Data entries for graphics:
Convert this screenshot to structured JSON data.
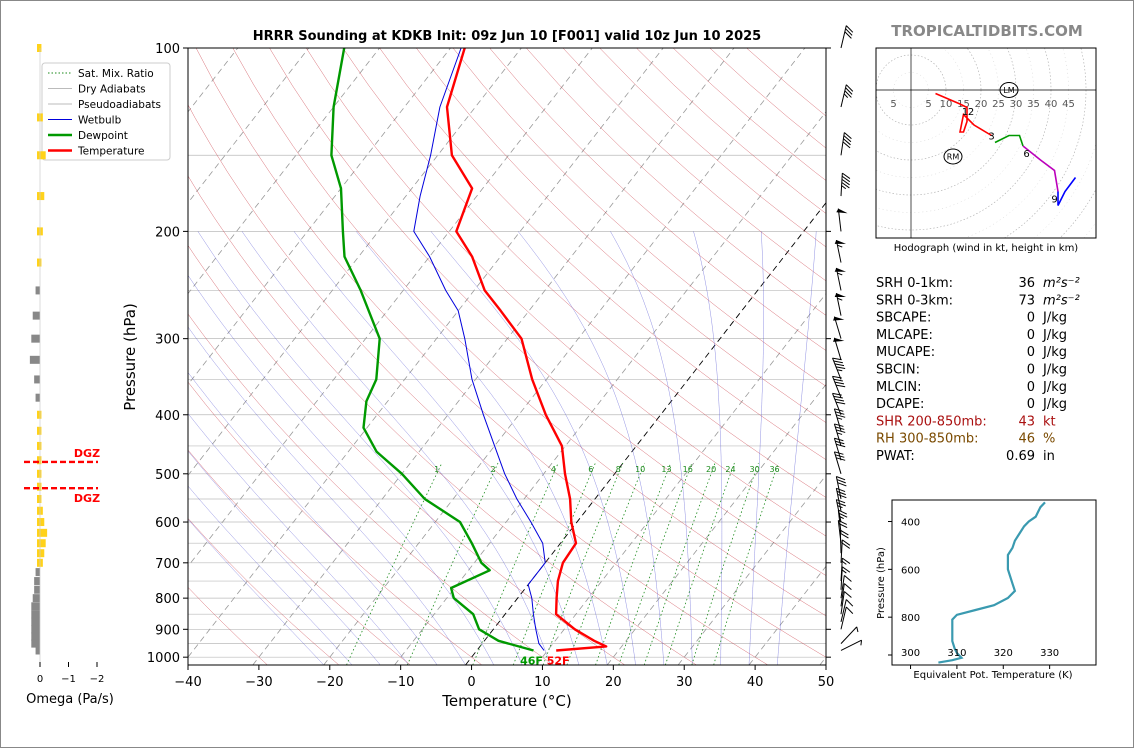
{
  "title": "HRRR Sounding at KDKB Init: 09z Jun 10 [F001] valid 10z Jun 10 2025",
  "brand": "TROPICALTIDBITS.COM",
  "chart_data": [
    {
      "type": "line",
      "name": "skew-t",
      "xlabel": "Temperature (°C)",
      "ylabel": "Pressure (hPa)",
      "xlim": [
        -40,
        50
      ],
      "ylim": [
        1030,
        100
      ],
      "y_scale": "log",
      "x_ticks": [
        "−40",
        "−30",
        "−20",
        "−10",
        "0",
        "10",
        "20",
        "30",
        "40",
        "50"
      ],
      "x_tick_values": [
        -40,
        -30,
        -20,
        -10,
        0,
        10,
        20,
        30,
        40,
        50
      ],
      "y_ticks": [
        "100",
        "200",
        "300",
        "400",
        "500",
        "600",
        "700",
        "800",
        "900",
        "1000"
      ],
      "y_tick_values": [
        100,
        200,
        300,
        400,
        500,
        600,
        700,
        800,
        900,
        1000
      ],
      "legend": [
        "Sat. Mix. Ratio",
        "Dry Adiabats",
        "Pseudoadiabats",
        "Wetbulb",
        "Dewpoint",
        "Temperature"
      ],
      "legend_position": "top-left",
      "colors": {
        "temperature": "#ff0000",
        "dewpoint": "#009900",
        "wetbulb": "#0000dd",
        "dry": "#c8323c",
        "moist": "#4a4ad0",
        "mixing": "#1a8a1a"
      },
      "mixing_labels": [
        "1",
        "2",
        "4",
        "6",
        "8",
        "10",
        "13",
        "16",
        "20",
        "24",
        "30",
        "36"
      ],
      "mixing_values": [
        1,
        2,
        4,
        6,
        8,
        10,
        13,
        16,
        20,
        24,
        30,
        36
      ],
      "surface_temp_label": "52F",
      "surface_dew_label": "46F",
      "temperature": [
        [
          975,
          11.2
        ],
        [
          960,
          17.8
        ],
        [
          940,
          15.5
        ],
        [
          900,
          11.5
        ],
        [
          850,
          7.2
        ],
        [
          800,
          5.5
        ],
        [
          750,
          3.8
        ],
        [
          700,
          2.5
        ],
        [
          650,
          2.2
        ],
        [
          600,
          -0.8
        ],
        [
          550,
          -3.5
        ],
        [
          500,
          -7.0
        ],
        [
          450,
          -10.5
        ],
        [
          400,
          -16.2
        ],
        [
          350,
          -22.0
        ],
        [
          300,
          -28.0
        ],
        [
          270,
          -34.0
        ],
        [
          250,
          -38.5
        ],
        [
          220,
          -44.0
        ],
        [
          200,
          -49.0
        ],
        [
          170,
          -51.5
        ],
        [
          150,
          -58.0
        ],
        [
          125,
          -64.0
        ],
        [
          100,
          -68.0
        ]
      ],
      "dewpoint": [
        [
          975,
          8.0
        ],
        [
          940,
          2.0
        ],
        [
          900,
          -2.0
        ],
        [
          850,
          -4.5
        ],
        [
          800,
          -9.0
        ],
        [
          770,
          -10.5
        ],
        [
          720,
          -7.0
        ],
        [
          700,
          -9.0
        ],
        [
          650,
          -12.5
        ],
        [
          600,
          -16.5
        ],
        [
          550,
          -24.0
        ],
        [
          500,
          -30.0
        ],
        [
          460,
          -36.0
        ],
        [
          420,
          -40.5
        ],
        [
          380,
          -43.0
        ],
        [
          350,
          -44.0
        ],
        [
          300,
          -48.0
        ],
        [
          250,
          -56.0
        ],
        [
          220,
          -62.0
        ],
        [
          200,
          -65.0
        ],
        [
          170,
          -70.0
        ],
        [
          150,
          -75.0
        ],
        [
          125,
          -80.0
        ],
        [
          100,
          -85.0
        ]
      ],
      "wetbulb": [
        [
          975,
          9.5
        ],
        [
          950,
          8.0
        ],
        [
          900,
          6.0
        ],
        [
          850,
          4.0
        ],
        [
          800,
          2.0
        ],
        [
          760,
          0.0
        ],
        [
          700,
          0.0
        ],
        [
          650,
          -2.5
        ],
        [
          600,
          -6.5
        ],
        [
          550,
          -11.0
        ],
        [
          500,
          -15.5
        ],
        [
          450,
          -20.0
        ],
        [
          400,
          -25.0
        ],
        [
          350,
          -30.5
        ],
        [
          300,
          -36.0
        ],
        [
          270,
          -40.0
        ],
        [
          250,
          -44.0
        ],
        [
          220,
          -50.0
        ],
        [
          200,
          -55.0
        ],
        [
          175,
          -58.0
        ],
        [
          150,
          -61.0
        ],
        [
          125,
          -65.0
        ],
        [
          100,
          -68.5
        ]
      ]
    },
    {
      "type": "line",
      "name": "hodograph",
      "caption": "Hodograph (wind in kt, height in km)",
      "ring_labels": [
        "5",
        "5",
        "10",
        "15",
        "20",
        "25",
        "30",
        "35",
        "40",
        "45"
      ],
      "ring_values": [
        -5,
        5,
        10,
        15,
        20,
        25,
        30,
        35,
        40,
        45
      ],
      "height_labels": [
        "1",
        "2",
        "3",
        "6",
        "9"
      ],
      "lm_label": "LM",
      "rm_label": "RM",
      "segments": [
        {
          "name": "0-3km",
          "color": "#ff0000",
          "u_v": [
            [
              7,
              -1
            ],
            [
              14,
              -4
            ],
            [
              16,
              -5
            ],
            [
              16,
              -9
            ],
            [
              15,
              -12
            ],
            [
              14,
              -12
            ],
            [
              15,
              -7
            ],
            [
              18,
              -10
            ],
            [
              23,
              -13
            ]
          ]
        },
        {
          "name": "3-6km",
          "color": "#009900",
          "u_v": [
            [
              24,
              -15
            ],
            [
              28,
              -13
            ],
            [
              31,
              -13
            ],
            [
              32,
              -16
            ]
          ]
        },
        {
          "name": "6-9km",
          "color": "#bb00bb",
          "u_v": [
            [
              32,
              -16
            ],
            [
              37,
              -20
            ],
            [
              41,
              -23
            ],
            [
              42,
              -29
            ]
          ]
        },
        {
          "name": "9-12km",
          "color": "#0000ff",
          "u_v": [
            [
              42,
              -29
            ],
            [
              42,
              -33
            ],
            [
              44,
              -29
            ],
            [
              47,
              -25
            ]
          ]
        }
      ],
      "lm_uv": [
        28,
        0
      ],
      "rm_uv": [
        12,
        -19
      ],
      "height_marks": {
        "1": [
          16,
          -6
        ],
        "2": [
          16,
          -6
        ],
        "3": [
          23,
          -13
        ],
        "6": [
          33,
          -18
        ],
        "9": [
          41,
          -31
        ]
      }
    },
    {
      "type": "line",
      "name": "theta-e",
      "xlabel": "Equivalent Pot. Temperature (K)",
      "ylabel": "Pressure (hPa)",
      "xlim": [
        296,
        340
      ],
      "ylim": [
        1000,
        310
      ],
      "x_ticks": [
        "300",
        "310",
        "320",
        "330"
      ],
      "x_tick_values": [
        300,
        310,
        320,
        330
      ],
      "y_ticks": [
        "400",
        "600",
        "800"
      ],
      "y_tick_values": [
        400,
        600,
        800
      ],
      "color": "#3a9ab0",
      "values": [
        [
          990,
          306
        ],
        [
          980,
          309
        ],
        [
          970,
          311
        ],
        [
          950,
          310
        ],
        [
          930,
          309.5
        ],
        [
          900,
          309
        ],
        [
          870,
          309
        ],
        [
          840,
          309
        ],
        [
          810,
          309
        ],
        [
          790,
          310
        ],
        [
          770,
          314
        ],
        [
          750,
          318
        ],
        [
          720,
          321
        ],
        [
          690,
          322.5
        ],
        [
          660,
          322
        ],
        [
          630,
          321.5
        ],
        [
          600,
          321
        ],
        [
          570,
          321
        ],
        [
          540,
          321
        ],
        [
          510,
          322
        ],
        [
          480,
          322.5
        ],
        [
          450,
          323.5
        ],
        [
          420,
          324.5
        ],
        [
          400,
          325.5
        ],
        [
          380,
          327
        ],
        [
          360,
          327.5
        ],
        [
          340,
          328
        ],
        [
          320,
          329
        ]
      ]
    },
    {
      "type": "bar",
      "name": "omega",
      "xlabel": "Omega (Pa/s)",
      "x_ticks": [
        "0",
        "−1",
        "−2"
      ],
      "x_tick_values": [
        0,
        -1,
        -2
      ],
      "dgz_label": "DGZ",
      "dgz_pressures": [
        478,
        528
      ],
      "colors": {
        "up": "#ffd21a",
        "down": "#888888"
      },
      "values": [
        [
          100,
          -0.05
        ],
        [
          130,
          -0.1
        ],
        [
          150,
          -0.2
        ],
        [
          175,
          -0.15
        ],
        [
          200,
          -0.1
        ],
        [
          225,
          -0.05
        ],
        [
          250,
          0.05
        ],
        [
          275,
          0.15
        ],
        [
          300,
          0.2
        ],
        [
          325,
          0.25
        ],
        [
          350,
          0.1
        ],
        [
          375,
          0.05
        ],
        [
          400,
          -0.05
        ],
        [
          425,
          -0.05
        ],
        [
          450,
          -0.05
        ],
        [
          475,
          -0.05
        ],
        [
          500,
          -0.05
        ],
        [
          525,
          -0.05
        ],
        [
          550,
          -0.05
        ],
        [
          575,
          -0.1
        ],
        [
          600,
          -0.15
        ],
        [
          625,
          -0.25
        ],
        [
          650,
          -0.2
        ],
        [
          675,
          -0.15
        ],
        [
          700,
          -0.1
        ],
        [
          725,
          0.05
        ],
        [
          750,
          0.1
        ],
        [
          775,
          0.1
        ],
        [
          800,
          0.15
        ],
        [
          825,
          0.2
        ],
        [
          850,
          0.2
        ],
        [
          875,
          0.2
        ],
        [
          900,
          0.2
        ],
        [
          925,
          0.2
        ],
        [
          950,
          0.2
        ],
        [
          975,
          0.05
        ]
      ]
    },
    {
      "type": "table",
      "name": "parameters",
      "rows": [
        {
          "label": "SRH 0-1km:",
          "value": "36",
          "unit": "m²s⁻²",
          "color": "#000000"
        },
        {
          "label": "SRH 0-3km:",
          "value": "73",
          "unit": "m²s⁻²",
          "color": "#000000"
        },
        {
          "label": "SBCAPE:",
          "value": "0",
          "unit": "J/kg",
          "color": "#000000"
        },
        {
          "label": "MLCAPE:",
          "value": "0",
          "unit": "J/kg",
          "color": "#000000"
        },
        {
          "label": "MUCAPE:",
          "value": "0",
          "unit": "J/kg",
          "color": "#000000"
        },
        {
          "label": "SBCIN:",
          "value": "0",
          "unit": "J/kg",
          "color": "#000000"
        },
        {
          "label": "MLCIN:",
          "value": "0",
          "unit": "J/kg",
          "color": "#000000"
        },
        {
          "label": "DCAPE:",
          "value": "0",
          "unit": "J/kg",
          "color": "#000000"
        },
        {
          "label": "SHR 200-850mb:",
          "value": "43",
          "unit": "kt",
          "color": "#aa1111"
        },
        {
          "label": "RH 300-850mb:",
          "value": "46",
          "unit": "%",
          "color": "#7a4a00"
        },
        {
          "label": "PWAT:",
          "value": "0.69",
          "unit": "in",
          "color": "#000000"
        }
      ]
    },
    {
      "type": "scatter",
      "name": "wind-barbs",
      "values": [
        [
          100,
          300,
          30
        ],
        [
          125,
          300,
          35
        ],
        [
          150,
          295,
          40
        ],
        [
          175,
          290,
          45
        ],
        [
          200,
          280,
          50
        ],
        [
          225,
          275,
          55
        ],
        [
          250,
          275,
          55
        ],
        [
          275,
          275,
          55
        ],
        [
          300,
          270,
          50
        ],
        [
          325,
          270,
          50
        ],
        [
          350,
          265,
          45
        ],
        [
          375,
          265,
          40
        ],
        [
          400,
          265,
          38
        ],
        [
          425,
          270,
          35
        ],
        [
          450,
          270,
          35
        ],
        [
          475,
          270,
          32
        ],
        [
          500,
          270,
          30
        ],
        [
          550,
          275,
          30
        ],
        [
          575,
          275,
          28
        ],
        [
          600,
          275,
          25
        ],
        [
          625,
          280,
          25
        ],
        [
          650,
          280,
          22
        ],
        [
          675,
          285,
          20
        ],
        [
          700,
          290,
          18
        ],
        [
          750,
          290,
          15
        ],
        [
          775,
          290,
          13
        ],
        [
          800,
          295,
          12
        ],
        [
          825,
          295,
          10
        ],
        [
          850,
          295,
          10
        ],
        [
          875,
          300,
          8
        ],
        [
          900,
          300,
          8
        ],
        [
          950,
          330,
          5
        ],
        [
          975,
          350,
          5
        ]
      ]
    }
  ]
}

• **Direction**
Pull out every line of the records above that contains the word "xlabel".

• **Final answer**
      "xlabel": "Temperature (°C)",
      "xlabel": "Equivalent Pot. Temperature (K)",
      "xlabel": "Omega (Pa/s)",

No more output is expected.